Objective: Rewrite the data below, swapping every "buy-arrow" for "buy-signal-arrow" and leaving the rest of each line unchanged.

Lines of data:
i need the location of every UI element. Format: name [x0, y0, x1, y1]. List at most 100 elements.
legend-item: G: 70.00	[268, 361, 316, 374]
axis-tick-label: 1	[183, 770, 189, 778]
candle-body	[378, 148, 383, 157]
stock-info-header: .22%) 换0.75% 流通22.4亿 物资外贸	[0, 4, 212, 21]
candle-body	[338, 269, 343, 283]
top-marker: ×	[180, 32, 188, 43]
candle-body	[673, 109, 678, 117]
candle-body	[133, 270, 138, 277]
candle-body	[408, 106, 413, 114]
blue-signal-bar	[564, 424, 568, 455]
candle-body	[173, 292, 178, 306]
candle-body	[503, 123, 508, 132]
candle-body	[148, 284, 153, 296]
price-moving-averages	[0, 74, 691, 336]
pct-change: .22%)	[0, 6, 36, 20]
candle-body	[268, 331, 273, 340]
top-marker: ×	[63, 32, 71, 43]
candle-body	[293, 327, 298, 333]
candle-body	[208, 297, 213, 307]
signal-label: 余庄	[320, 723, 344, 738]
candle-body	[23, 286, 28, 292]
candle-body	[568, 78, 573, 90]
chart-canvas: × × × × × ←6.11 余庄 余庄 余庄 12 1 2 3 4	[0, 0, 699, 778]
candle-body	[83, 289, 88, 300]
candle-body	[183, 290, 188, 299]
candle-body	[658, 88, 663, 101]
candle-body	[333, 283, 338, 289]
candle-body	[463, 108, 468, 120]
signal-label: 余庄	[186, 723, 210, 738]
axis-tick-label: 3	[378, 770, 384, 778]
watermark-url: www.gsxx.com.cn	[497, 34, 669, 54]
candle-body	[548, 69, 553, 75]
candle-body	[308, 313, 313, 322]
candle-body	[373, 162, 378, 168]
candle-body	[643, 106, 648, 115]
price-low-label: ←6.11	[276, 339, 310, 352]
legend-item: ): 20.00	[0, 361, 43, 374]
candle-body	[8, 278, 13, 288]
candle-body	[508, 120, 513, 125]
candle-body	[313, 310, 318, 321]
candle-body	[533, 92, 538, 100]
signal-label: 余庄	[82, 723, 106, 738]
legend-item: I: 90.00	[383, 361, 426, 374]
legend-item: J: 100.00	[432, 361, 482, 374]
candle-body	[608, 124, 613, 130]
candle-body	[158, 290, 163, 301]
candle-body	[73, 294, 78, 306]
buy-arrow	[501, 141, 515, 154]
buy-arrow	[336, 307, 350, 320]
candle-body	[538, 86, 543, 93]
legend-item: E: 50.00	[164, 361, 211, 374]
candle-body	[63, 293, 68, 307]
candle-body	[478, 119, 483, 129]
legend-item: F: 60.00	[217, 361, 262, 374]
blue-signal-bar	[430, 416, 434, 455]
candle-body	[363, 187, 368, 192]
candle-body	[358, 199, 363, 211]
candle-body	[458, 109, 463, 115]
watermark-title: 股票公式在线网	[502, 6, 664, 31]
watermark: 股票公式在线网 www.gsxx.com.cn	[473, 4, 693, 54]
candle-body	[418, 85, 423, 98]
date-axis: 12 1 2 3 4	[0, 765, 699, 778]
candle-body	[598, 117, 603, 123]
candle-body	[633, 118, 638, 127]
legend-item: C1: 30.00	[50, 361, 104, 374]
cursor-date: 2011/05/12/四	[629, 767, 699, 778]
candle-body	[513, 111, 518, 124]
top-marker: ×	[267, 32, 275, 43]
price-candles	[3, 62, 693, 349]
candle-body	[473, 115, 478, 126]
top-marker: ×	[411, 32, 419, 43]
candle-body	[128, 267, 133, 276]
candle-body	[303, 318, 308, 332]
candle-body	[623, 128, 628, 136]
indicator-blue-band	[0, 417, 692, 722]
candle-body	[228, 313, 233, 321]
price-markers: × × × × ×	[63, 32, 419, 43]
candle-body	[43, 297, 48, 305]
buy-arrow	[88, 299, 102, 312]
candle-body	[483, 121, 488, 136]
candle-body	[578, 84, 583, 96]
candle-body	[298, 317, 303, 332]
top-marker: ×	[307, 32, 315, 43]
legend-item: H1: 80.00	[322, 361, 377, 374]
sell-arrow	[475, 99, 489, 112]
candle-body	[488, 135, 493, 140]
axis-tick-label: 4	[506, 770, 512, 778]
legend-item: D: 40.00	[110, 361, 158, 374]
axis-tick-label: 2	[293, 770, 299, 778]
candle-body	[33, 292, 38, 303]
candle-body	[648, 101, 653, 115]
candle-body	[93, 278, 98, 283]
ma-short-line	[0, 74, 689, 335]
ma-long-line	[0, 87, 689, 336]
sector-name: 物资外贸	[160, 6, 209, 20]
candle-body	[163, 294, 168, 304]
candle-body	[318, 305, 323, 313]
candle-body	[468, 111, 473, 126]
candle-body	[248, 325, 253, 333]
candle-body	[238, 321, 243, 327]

Right answer:
i need the location of every UI element. Format: name [x0, y0, x1, y1]. List at most 100 elements.
legend-item: G: 70.00	[268, 361, 316, 374]
axis-tick-label: 1	[183, 770, 189, 778]
candle-body	[378, 148, 383, 157]
stock-info-header: .22%) 换0.75% 流通22.4亿 物资外贸	[0, 4, 212, 21]
candle-body	[338, 269, 343, 283]
top-marker: ×	[180, 32, 188, 43]
candle-body	[673, 109, 678, 117]
candle-body	[133, 270, 138, 277]
candle-body	[408, 106, 413, 114]
blue-signal-bar	[564, 424, 568, 455]
candle-body	[173, 292, 178, 306]
candle-body	[503, 123, 508, 132]
candle-body	[148, 284, 153, 296]
price-moving-averages	[0, 74, 691, 336]
pct-change: .22%)	[0, 6, 36, 20]
candle-body	[268, 331, 273, 340]
top-marker: ×	[63, 32, 71, 43]
candle-body	[293, 327, 298, 333]
candle-body	[208, 297, 213, 307]
signal-label: 余庄	[320, 723, 344, 738]
candle-body	[23, 286, 28, 292]
candle-body	[568, 78, 573, 90]
chart-canvas: × × × × × ←6.11 余庄 余庄 余庄 12 1 2 3 4	[0, 0, 699, 778]
candle-body	[83, 289, 88, 300]
candle-body	[183, 290, 188, 299]
candle-body	[658, 88, 663, 101]
candle-body	[333, 283, 338, 289]
candle-body	[463, 108, 468, 120]
signal-label: 余庄	[186, 723, 210, 738]
axis-tick-label: 3	[378, 770, 384, 778]
watermark-url: www.gsxx.com.cn	[497, 34, 669, 54]
candle-body	[548, 69, 553, 75]
candle-body	[308, 313, 313, 322]
candle-body	[373, 162, 378, 168]
candle-body	[643, 106, 648, 115]
price-low-label: ←6.11	[276, 339, 310, 352]
legend-item: ): 20.00	[0, 361, 43, 374]
candle-body	[8, 278, 13, 288]
candle-body	[508, 120, 513, 125]
candle-body	[313, 310, 318, 321]
candle-body	[533, 92, 538, 100]
signal-label: 余庄	[82, 723, 106, 738]
legend-item: I: 90.00	[383, 361, 426, 374]
legend-item: J: 100.00	[432, 361, 482, 374]
candle-body	[608, 124, 613, 130]
candle-body	[158, 290, 163, 301]
candle-body	[73, 294, 78, 306]
buy-signal-arrow	[501, 141, 515, 154]
buy-signal-arrow	[336, 307, 350, 320]
candle-body	[538, 86, 543, 93]
legend-item: E: 50.00	[164, 361, 211, 374]
candle-body	[63, 293, 68, 307]
candle-body	[478, 119, 483, 129]
legend-item: F: 60.00	[217, 361, 262, 374]
blue-signal-bar	[430, 416, 434, 455]
candle-body	[363, 187, 368, 192]
candle-body	[358, 199, 363, 211]
candle-body	[458, 109, 463, 115]
watermark-title: 股票公式在线网	[502, 6, 664, 31]
watermark: 股票公式在线网 www.gsxx.com.cn	[473, 4, 693, 54]
candle-body	[418, 85, 423, 98]
date-axis: 12 1 2 3 4	[0, 765, 699, 778]
candle-body	[598, 117, 603, 123]
candle-body	[633, 118, 638, 127]
legend-item: C1: 30.00	[50, 361, 104, 374]
cursor-date: 2011/05/12/四	[629, 767, 699, 778]
candle-body	[513, 111, 518, 124]
top-marker: ×	[267, 32, 275, 43]
price-candles	[3, 62, 693, 349]
candle-body	[473, 115, 478, 126]
top-marker: ×	[411, 32, 419, 43]
candle-body	[128, 267, 133, 276]
candle-body	[303, 318, 308, 332]
candle-body	[623, 128, 628, 136]
indicator-blue-band	[0, 417, 692, 722]
candle-body	[228, 313, 233, 321]
price-markers: × × × × ×	[63, 32, 419, 43]
candle-body	[43, 297, 48, 305]
buy-signal-arrow	[88, 299, 102, 312]
candle-body	[483, 121, 488, 136]
candle-body	[578, 84, 583, 96]
candle-body	[298, 317, 303, 332]
top-marker: ×	[307, 32, 315, 43]
legend-item: H1: 80.00	[322, 361, 377, 374]
sell-arrow	[475, 99, 489, 112]
candle-body	[488, 135, 493, 140]
axis-tick-label: 4	[506, 770, 512, 778]
legend-item: D: 40.00	[110, 361, 158, 374]
axis-tick-label: 2	[293, 770, 299, 778]
candle-body	[33, 292, 38, 303]
candle-body	[648, 101, 653, 115]
candle-body	[93, 278, 98, 283]
ma-short-line	[0, 74, 689, 335]
ma-long-line	[0, 87, 689, 336]
sector-name: 物资外贸	[160, 6, 209, 20]
candle-body	[163, 294, 168, 304]
candle-body	[318, 305, 323, 313]
candle-body	[468, 111, 473, 126]
candle-body	[248, 325, 253, 333]
candle-body	[238, 321, 243, 327]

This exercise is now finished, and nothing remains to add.